* Work instructions: List each line of the data that holds the string "DRIVE", please.

[Figure data in JSON]
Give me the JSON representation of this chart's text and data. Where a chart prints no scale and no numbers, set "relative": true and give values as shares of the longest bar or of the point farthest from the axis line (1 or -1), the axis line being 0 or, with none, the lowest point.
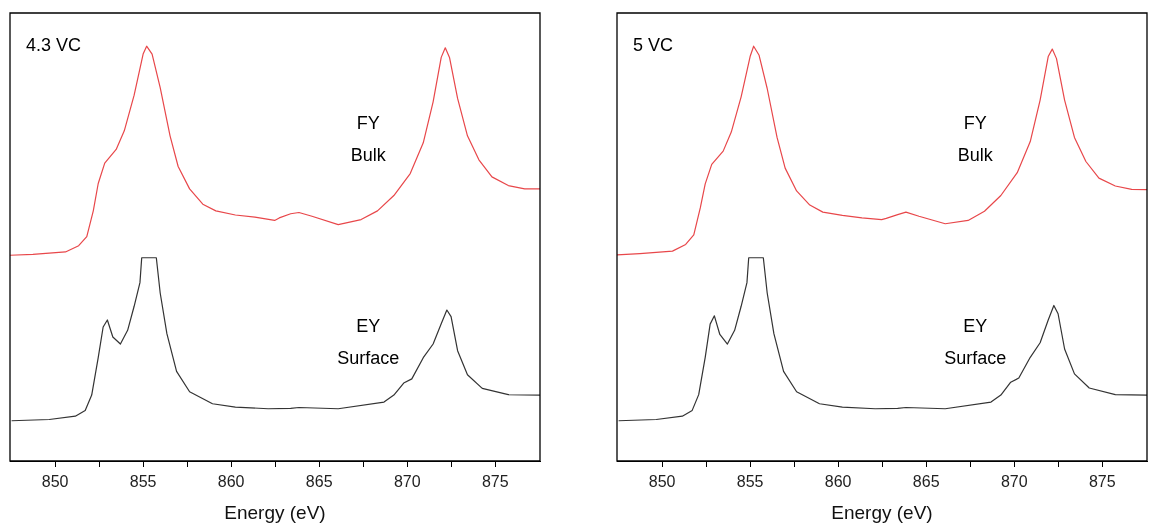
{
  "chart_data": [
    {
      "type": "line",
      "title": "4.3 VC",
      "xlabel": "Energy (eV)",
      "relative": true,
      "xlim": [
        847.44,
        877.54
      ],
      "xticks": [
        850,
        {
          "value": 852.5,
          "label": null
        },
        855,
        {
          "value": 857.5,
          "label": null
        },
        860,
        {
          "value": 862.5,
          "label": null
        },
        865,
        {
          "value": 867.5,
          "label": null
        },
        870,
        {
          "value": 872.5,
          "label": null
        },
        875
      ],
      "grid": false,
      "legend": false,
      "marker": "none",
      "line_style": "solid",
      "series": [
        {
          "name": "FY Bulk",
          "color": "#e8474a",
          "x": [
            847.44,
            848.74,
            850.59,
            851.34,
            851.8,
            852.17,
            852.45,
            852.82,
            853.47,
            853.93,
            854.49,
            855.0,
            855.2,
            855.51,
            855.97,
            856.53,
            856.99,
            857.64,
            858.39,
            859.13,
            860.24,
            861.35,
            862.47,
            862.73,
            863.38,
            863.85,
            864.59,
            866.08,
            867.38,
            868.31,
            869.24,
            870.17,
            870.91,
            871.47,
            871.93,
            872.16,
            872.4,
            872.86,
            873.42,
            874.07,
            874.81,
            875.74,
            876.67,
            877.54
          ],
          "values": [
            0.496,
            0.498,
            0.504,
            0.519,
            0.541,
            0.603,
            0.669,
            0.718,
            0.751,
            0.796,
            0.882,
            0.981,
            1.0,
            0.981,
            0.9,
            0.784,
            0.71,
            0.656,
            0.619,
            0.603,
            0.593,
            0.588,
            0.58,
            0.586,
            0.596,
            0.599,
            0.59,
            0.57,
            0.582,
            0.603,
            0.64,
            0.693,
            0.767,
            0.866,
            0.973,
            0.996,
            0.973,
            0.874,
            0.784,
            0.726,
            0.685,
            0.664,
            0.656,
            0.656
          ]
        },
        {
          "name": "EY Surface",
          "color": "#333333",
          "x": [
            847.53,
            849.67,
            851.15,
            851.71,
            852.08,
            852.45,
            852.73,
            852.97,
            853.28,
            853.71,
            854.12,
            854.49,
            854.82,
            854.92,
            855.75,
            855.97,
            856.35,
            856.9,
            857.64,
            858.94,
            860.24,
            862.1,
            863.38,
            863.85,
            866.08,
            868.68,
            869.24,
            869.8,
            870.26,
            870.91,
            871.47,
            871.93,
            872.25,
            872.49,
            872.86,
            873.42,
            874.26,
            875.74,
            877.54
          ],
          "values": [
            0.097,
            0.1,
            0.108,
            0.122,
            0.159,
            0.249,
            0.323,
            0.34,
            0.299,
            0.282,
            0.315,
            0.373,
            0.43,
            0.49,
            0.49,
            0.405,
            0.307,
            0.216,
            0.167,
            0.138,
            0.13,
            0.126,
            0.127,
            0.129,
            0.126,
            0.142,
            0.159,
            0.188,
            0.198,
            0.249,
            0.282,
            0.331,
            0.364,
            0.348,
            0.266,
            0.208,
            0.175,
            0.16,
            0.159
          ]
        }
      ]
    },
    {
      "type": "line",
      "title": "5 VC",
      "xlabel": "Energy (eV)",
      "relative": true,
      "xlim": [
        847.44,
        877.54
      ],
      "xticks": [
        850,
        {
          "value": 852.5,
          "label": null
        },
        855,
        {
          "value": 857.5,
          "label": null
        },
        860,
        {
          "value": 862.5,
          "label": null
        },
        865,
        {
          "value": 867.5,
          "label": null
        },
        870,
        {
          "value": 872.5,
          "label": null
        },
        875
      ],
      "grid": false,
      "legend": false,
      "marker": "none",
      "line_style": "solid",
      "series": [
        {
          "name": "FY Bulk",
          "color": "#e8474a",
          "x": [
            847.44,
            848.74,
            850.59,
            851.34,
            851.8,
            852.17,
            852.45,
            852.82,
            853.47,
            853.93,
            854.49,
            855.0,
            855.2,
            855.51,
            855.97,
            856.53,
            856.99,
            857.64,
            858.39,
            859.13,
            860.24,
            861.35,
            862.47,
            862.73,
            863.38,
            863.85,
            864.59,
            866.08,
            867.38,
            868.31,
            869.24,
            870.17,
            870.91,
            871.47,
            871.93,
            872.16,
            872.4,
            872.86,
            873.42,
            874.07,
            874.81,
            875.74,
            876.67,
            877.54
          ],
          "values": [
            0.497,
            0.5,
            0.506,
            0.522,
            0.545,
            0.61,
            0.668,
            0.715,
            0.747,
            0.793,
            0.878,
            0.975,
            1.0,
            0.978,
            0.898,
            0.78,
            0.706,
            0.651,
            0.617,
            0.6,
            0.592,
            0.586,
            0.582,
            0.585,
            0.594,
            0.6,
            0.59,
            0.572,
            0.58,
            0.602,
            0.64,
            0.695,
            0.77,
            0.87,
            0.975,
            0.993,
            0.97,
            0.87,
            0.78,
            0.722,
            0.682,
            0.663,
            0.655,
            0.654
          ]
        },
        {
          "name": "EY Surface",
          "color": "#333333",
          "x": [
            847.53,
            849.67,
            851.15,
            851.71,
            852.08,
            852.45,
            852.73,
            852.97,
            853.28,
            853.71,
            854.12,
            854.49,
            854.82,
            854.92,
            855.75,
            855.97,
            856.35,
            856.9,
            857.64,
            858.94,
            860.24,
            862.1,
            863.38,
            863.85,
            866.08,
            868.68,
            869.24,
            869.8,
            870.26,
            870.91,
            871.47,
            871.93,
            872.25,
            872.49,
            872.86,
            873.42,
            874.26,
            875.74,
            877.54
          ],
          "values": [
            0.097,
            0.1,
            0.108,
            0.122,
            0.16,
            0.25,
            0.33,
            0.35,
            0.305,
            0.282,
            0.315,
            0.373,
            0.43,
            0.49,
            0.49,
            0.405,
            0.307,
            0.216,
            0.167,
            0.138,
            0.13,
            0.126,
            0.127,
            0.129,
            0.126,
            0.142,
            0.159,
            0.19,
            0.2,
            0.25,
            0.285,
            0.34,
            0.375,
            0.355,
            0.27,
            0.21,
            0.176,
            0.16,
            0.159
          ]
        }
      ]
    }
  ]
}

==

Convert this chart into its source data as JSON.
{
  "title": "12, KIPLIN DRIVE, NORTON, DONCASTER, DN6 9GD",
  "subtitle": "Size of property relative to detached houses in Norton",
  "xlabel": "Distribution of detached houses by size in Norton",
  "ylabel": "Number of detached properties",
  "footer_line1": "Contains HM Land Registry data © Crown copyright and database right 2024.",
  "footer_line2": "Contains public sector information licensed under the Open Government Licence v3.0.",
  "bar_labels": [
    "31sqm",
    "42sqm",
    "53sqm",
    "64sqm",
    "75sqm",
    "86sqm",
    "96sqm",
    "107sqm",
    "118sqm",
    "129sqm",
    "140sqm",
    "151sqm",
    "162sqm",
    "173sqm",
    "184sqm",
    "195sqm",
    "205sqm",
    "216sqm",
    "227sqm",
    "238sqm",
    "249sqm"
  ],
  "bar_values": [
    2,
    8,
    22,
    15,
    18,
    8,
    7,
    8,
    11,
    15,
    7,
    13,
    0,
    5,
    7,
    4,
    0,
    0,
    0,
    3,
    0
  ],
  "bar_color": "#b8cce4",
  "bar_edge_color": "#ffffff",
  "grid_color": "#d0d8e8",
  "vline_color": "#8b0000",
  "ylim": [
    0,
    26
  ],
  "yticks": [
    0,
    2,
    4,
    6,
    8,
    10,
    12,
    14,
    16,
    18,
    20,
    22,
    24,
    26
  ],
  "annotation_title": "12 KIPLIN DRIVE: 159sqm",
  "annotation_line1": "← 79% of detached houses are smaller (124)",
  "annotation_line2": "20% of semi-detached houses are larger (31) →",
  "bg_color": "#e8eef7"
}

* Result of the exercise:
  "title": "12, KIPLIN DRIVE, NORTON, DONCASTER, DN6 9GD",
  "annotation_title": "12 KIPLIN DRIVE: 159sqm",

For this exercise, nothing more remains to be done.